→ **Problem to solve**: Reproduce each line that includes the word "コンピュータの管理".

→ **Dataset records**:
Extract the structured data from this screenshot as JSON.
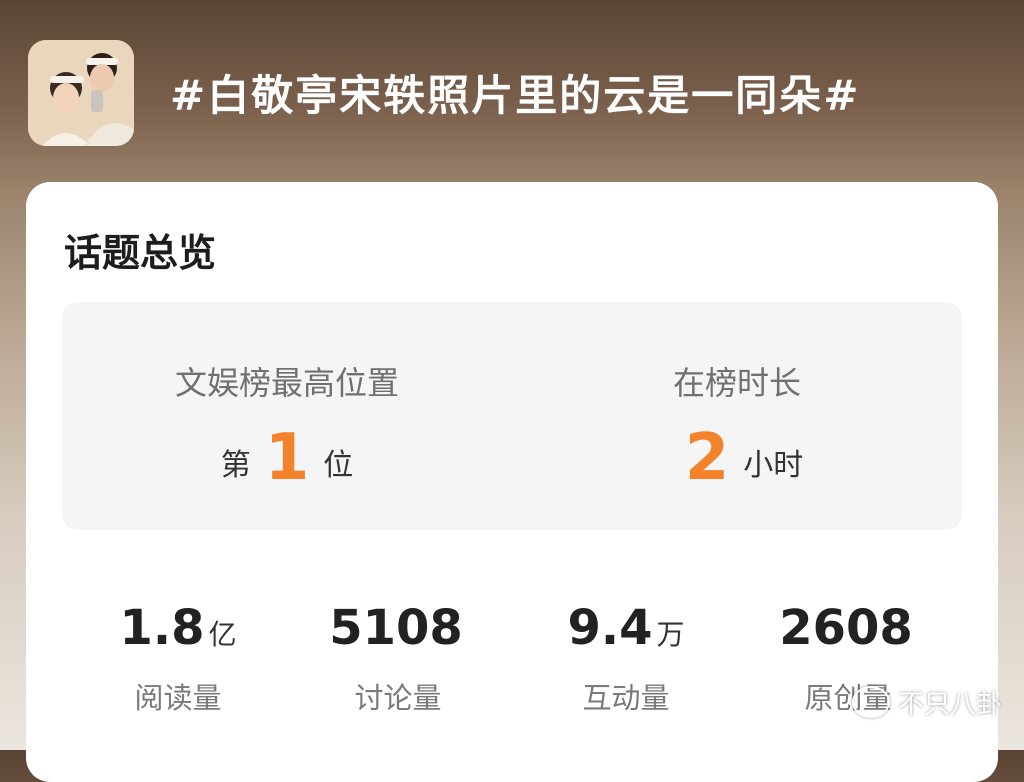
{
  "header": {
    "title": "#白敬亭宋轶照片里的云是一同朵#"
  },
  "overview": {
    "title": "话题总览",
    "left": {
      "label": "文娱榜最高位置",
      "prefix": "第",
      "value": "1",
      "suffix": "位"
    },
    "right": {
      "label": "在榜时长",
      "value": "2",
      "suffix": "小时"
    }
  },
  "metrics": [
    {
      "number": "1.8",
      "unit": "亿",
      "label": "阅读量"
    },
    {
      "number": "5108",
      "unit": "",
      "label": "讨论量"
    },
    {
      "number": "9.4",
      "unit": "万",
      "label": "互动量"
    },
    {
      "number": "2608",
      "unit": "",
      "label": "原创量"
    }
  ],
  "watermark": {
    "text": "不只八卦",
    "icon": "wechat-icon"
  },
  "colors": {
    "accent": "#f4822a",
    "card": "#ffffff",
    "panel": "#f5f5f5"
  }
}
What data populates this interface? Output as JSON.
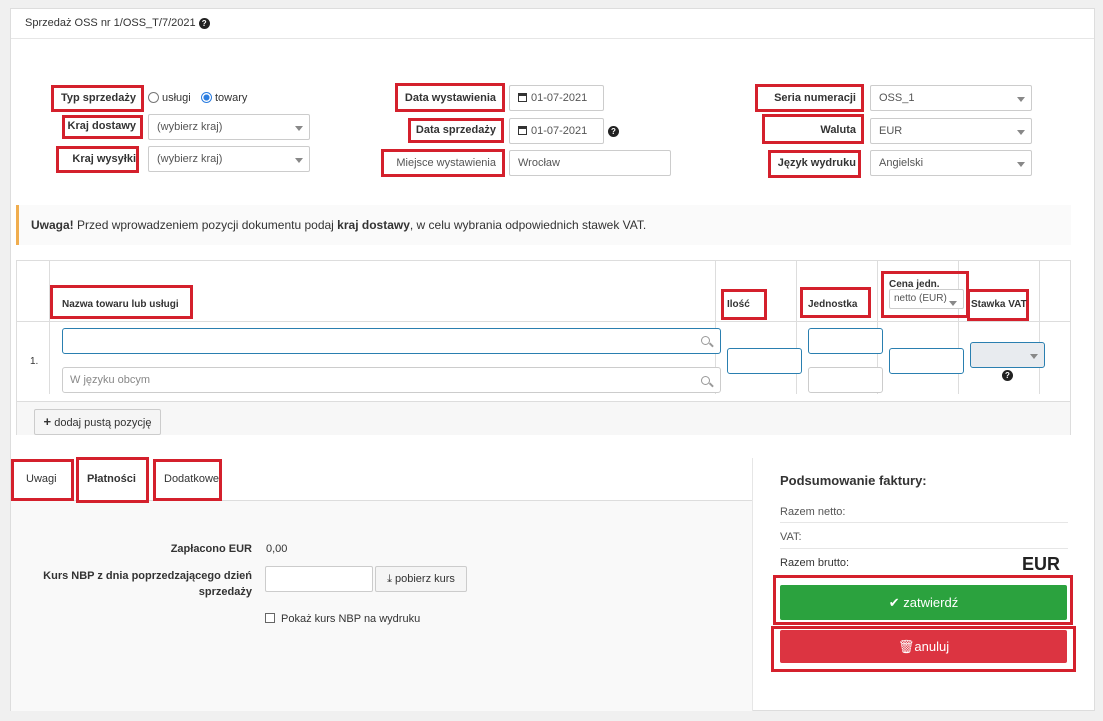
{
  "header": {
    "title": "Sprzedaż OSS nr 1/OSS_T/7/2021"
  },
  "form": {
    "sale_type": {
      "label": "Typ sprzedaży",
      "options": [
        "usługi",
        "towary"
      ],
      "selected": "towary"
    },
    "delivery_country": {
      "label": "Kraj dostawy",
      "value": "(wybierz kraj)"
    },
    "shipping_country": {
      "label": "Kraj wysyłki",
      "value": "(wybierz kraj)"
    },
    "issue_date": {
      "label": "Data wystawienia",
      "value": "01-07-2021"
    },
    "sale_date": {
      "label": "Data sprzedaży",
      "value": "01-07-2021"
    },
    "issue_place": {
      "label": "Miejsce wystawienia",
      "value": "Wrocław"
    },
    "numbering": {
      "label": "Seria numeracji",
      "value": "OSS_1"
    },
    "currency": {
      "label": "Waluta",
      "value": "EUR"
    },
    "print_lang": {
      "label": "Język wydruku",
      "value": "Angielski"
    }
  },
  "alert": {
    "strong": "Uwaga!",
    "text1": " Przed wprowadzeniem pozycji dokumentu podaj ",
    "bold": "kraj dostawy",
    "text2": ", w celu wybrania odpowiednich stawek VAT."
  },
  "table": {
    "col_name": "Nazwa towaru lub usługi",
    "col_qty": "Ilość",
    "col_unit": "Jednostka",
    "col_price": "Cena jedn.",
    "price_mode": "netto (EUR)",
    "col_vat": "Stawka VAT",
    "row_no": "1.",
    "foreign_placeholder": "W języku obcym",
    "add_row": "dodaj pustą pozycję"
  },
  "tabs": [
    "Uwagi",
    "Płatności",
    "Dodatkowe"
  ],
  "payments": {
    "paid_label": "Zapłacono EUR",
    "paid_value": "0,00",
    "rate_label_1": "Kurs NBP z dnia poprzedzającego dzień",
    "rate_label_2": "sprzedaży",
    "fetch_rate": "pobierz kurs",
    "show_rate": "Pokaż kurs NBP na wydruku"
  },
  "summary": {
    "title": "Podsumowanie faktury:",
    "net": "Razem netto:",
    "vat": "VAT:",
    "gross": "Razem brutto:",
    "currency": "EUR",
    "confirm": "zatwierdź",
    "cancel": "anuluj"
  },
  "colors": {
    "annotation": "#d4202c",
    "confirm": "#2ba23e",
    "cancel": "#dc3441",
    "accent": "#2b7de0"
  }
}
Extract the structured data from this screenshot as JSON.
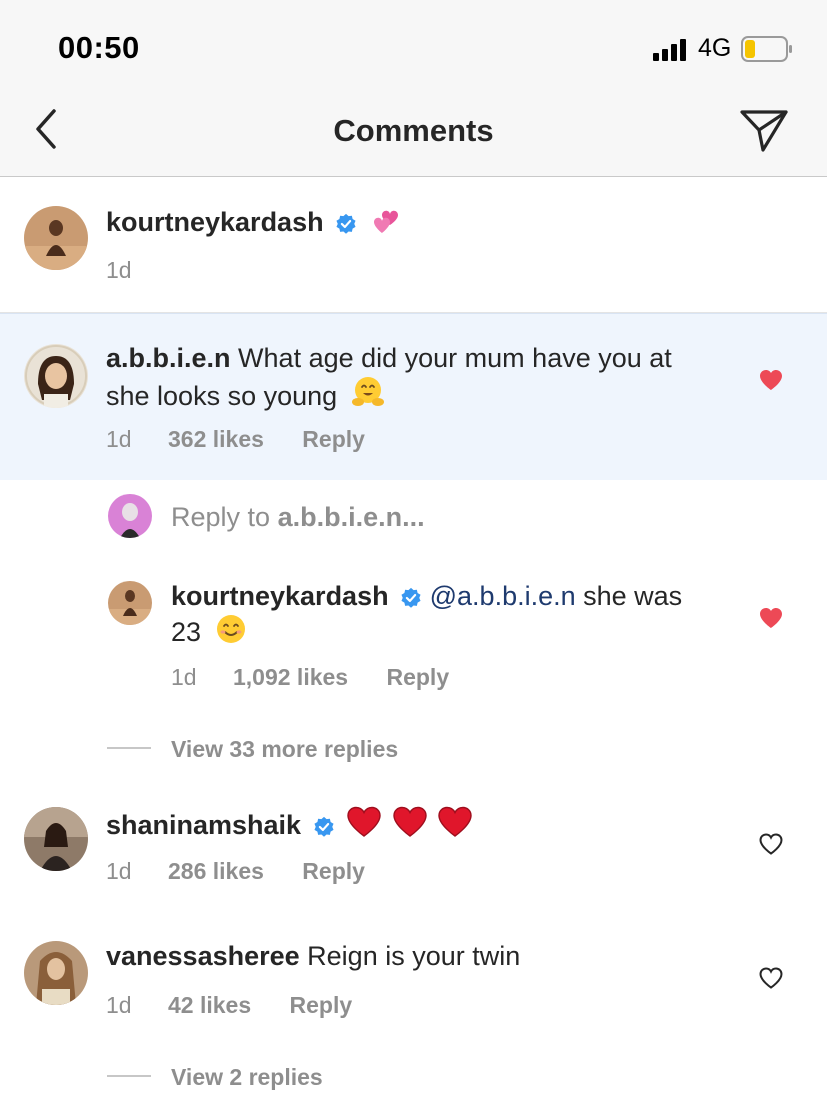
{
  "status": {
    "time": "00:50",
    "network": "4G",
    "battery_color": "#f5c400"
  },
  "header": {
    "title": "Comments"
  },
  "caption": {
    "username": "kourtneykardash",
    "time": "1d"
  },
  "comments": [
    {
      "username": "a.b.b.i.e.n",
      "text_line1": "What age did your mum have you at",
      "text_line2": "she looks so young",
      "time": "1d",
      "likes": "362 likes",
      "reply": "Reply",
      "liked": true
    },
    {
      "username": "shaninamshaik",
      "time": "1d",
      "likes": "286 likes",
      "reply": "Reply",
      "liked": false
    },
    {
      "username": "vanessasheree",
      "text": "Reign is your twin",
      "time": "1d",
      "likes": "42 likes",
      "reply": "Reply",
      "liked": false
    }
  ],
  "reply_prompt": {
    "prefix": "Reply to ",
    "target": "a.b.b.i.e.n..."
  },
  "reply": {
    "username": "kourtneykardash",
    "mention": "@a.b.b.i.e.n",
    "text_line1": " she was",
    "text_line2": "23",
    "time": "1d",
    "likes": "1,092 likes",
    "reply": "Reply",
    "liked": true
  },
  "view_more_1": "View 33 more replies",
  "view_more_2": "View 2 replies",
  "colors": {
    "like_red": "#ed4956",
    "verified_blue": "#3897f0",
    "meta_gray": "#8e8e8e"
  }
}
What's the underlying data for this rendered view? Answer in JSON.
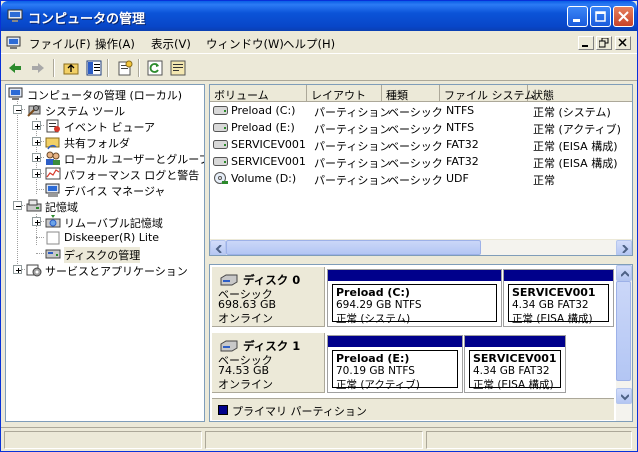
{
  "window": {
    "title": "コンピュータの管理"
  },
  "menu": {
    "items": [
      "ファイル(F)",
      "操作(A)",
      "表示(V)",
      "ウィンドウ(W)",
      "ヘルプ(H)"
    ]
  },
  "tree": {
    "root": "コンピュータの管理 (ローカル)",
    "system_tools": "システム ツール",
    "event_viewer": "イベント ビューア",
    "shared_folders": "共有フォルダ",
    "local_users": "ローカル ユーザーとグループ",
    "performance": "パフォーマンス ログと警告",
    "device_manager": "デバイス マネージャ",
    "storage": "記憶域",
    "removable": "リムーバブル記憶域",
    "diskeeper": "Diskeeper(R) Lite",
    "disk_management": "ディスクの管理",
    "services": "サービスとアプリケーション"
  },
  "volumes": {
    "headers": [
      "ボリューム",
      "レイアウト",
      "種類",
      "ファイル システム",
      "状態"
    ],
    "rows": [
      {
        "volume": "Preload (C:)",
        "layout": "パーティション",
        "type": "ベーシック",
        "fs": "NTFS",
        "status": "正常 (システム)"
      },
      {
        "volume": "Preload (E:)",
        "layout": "パーティション",
        "type": "ベーシック",
        "fs": "NTFS",
        "status": "正常 (アクティブ)"
      },
      {
        "volume": "SERVICEV001",
        "layout": "パーティション",
        "type": "ベーシック",
        "fs": "FAT32",
        "status": "正常 (EISA 構成)"
      },
      {
        "volume": "SERVICEV001",
        "layout": "パーティション",
        "type": "ベーシック",
        "fs": "FAT32",
        "status": "正常 (EISA 構成)"
      },
      {
        "volume": "Volume (D:)",
        "layout": "パーティション",
        "type": "ベーシック",
        "fs": "UDF",
        "status": "正常"
      }
    ]
  },
  "disks": [
    {
      "name": "ディスク 0",
      "kind": "ベーシック",
      "size": "698.63 GB",
      "state": "オンライン",
      "partitions": [
        {
          "name": "Preload  (C:)",
          "size": "694.29 GB NTFS",
          "status": "正常 (システム)"
        },
        {
          "name": "SERVICEV001",
          "size": "4.34 GB FAT32",
          "status": "正常 (EISA 構成)"
        }
      ]
    },
    {
      "name": "ディスク 1",
      "kind": "ベーシック",
      "size": "74.53 GB",
      "state": "オンライン",
      "partitions": [
        {
          "name": "Preload  (E:)",
          "size": "70.19 GB NTFS",
          "status": "正常 (アクティブ)"
        },
        {
          "name": "SERVICEV001",
          "size": "4.34 GB FAT32",
          "status": "正常 (EISA 構成)"
        }
      ]
    }
  ],
  "legend": {
    "primary": "プライマリ パーティション"
  },
  "colors": {
    "partition_bar": "#00008B",
    "title_bar": "#0A5FE6"
  }
}
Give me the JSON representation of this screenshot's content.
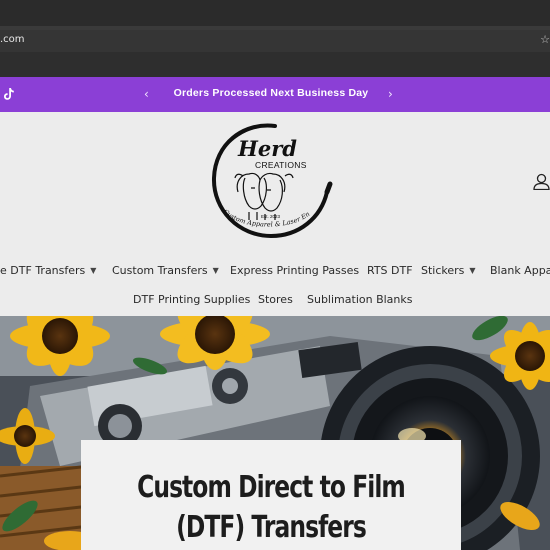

→ **Response to this exercise**:
    "title": "コンピュータの管理"
    "root": "コンピュータの管理 (ローカル)",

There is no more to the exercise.